> **Цель**
Извлеките из листинга ниже каждую строку, в которой встречается строка «icon». Регистр учитывается.

> **Листинг**
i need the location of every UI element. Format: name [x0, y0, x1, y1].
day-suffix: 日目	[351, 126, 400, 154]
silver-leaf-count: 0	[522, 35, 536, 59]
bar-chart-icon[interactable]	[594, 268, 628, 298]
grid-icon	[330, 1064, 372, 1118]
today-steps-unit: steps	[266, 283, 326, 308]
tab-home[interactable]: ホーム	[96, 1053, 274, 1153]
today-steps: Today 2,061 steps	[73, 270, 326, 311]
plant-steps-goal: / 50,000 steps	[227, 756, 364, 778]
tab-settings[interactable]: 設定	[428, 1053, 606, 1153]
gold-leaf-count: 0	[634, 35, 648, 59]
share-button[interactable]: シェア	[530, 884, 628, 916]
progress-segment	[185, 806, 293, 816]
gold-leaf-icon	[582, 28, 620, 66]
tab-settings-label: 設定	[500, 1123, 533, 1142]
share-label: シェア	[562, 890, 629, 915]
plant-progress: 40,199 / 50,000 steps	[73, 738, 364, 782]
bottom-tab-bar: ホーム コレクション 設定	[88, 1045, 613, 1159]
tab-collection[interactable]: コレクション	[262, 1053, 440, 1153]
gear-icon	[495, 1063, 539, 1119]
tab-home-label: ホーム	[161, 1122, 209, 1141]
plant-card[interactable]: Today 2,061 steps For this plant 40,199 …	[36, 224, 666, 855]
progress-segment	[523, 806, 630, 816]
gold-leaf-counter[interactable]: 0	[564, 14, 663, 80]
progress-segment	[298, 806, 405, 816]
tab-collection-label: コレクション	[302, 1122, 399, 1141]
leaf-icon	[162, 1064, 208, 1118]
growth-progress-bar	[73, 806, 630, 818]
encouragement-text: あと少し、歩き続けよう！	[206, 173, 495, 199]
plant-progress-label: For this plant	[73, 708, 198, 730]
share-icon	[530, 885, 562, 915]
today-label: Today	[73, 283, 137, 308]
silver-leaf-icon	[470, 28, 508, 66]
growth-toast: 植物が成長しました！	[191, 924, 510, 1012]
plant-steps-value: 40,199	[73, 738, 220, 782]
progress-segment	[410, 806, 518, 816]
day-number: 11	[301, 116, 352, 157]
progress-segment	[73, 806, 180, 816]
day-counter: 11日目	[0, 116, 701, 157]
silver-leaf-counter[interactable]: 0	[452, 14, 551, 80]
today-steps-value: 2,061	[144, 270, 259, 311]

> **Ответ**
bar-chart-icon[interactable]	[594, 268, 628, 298]
grid-icon	[330, 1064, 372, 1118]
gold-leaf-icon	[582, 28, 620, 66]
gear-icon	[495, 1063, 539, 1119]
leaf-icon	[162, 1064, 208, 1118]
share-icon	[530, 885, 562, 915]
silver-leaf-icon	[470, 28, 508, 66]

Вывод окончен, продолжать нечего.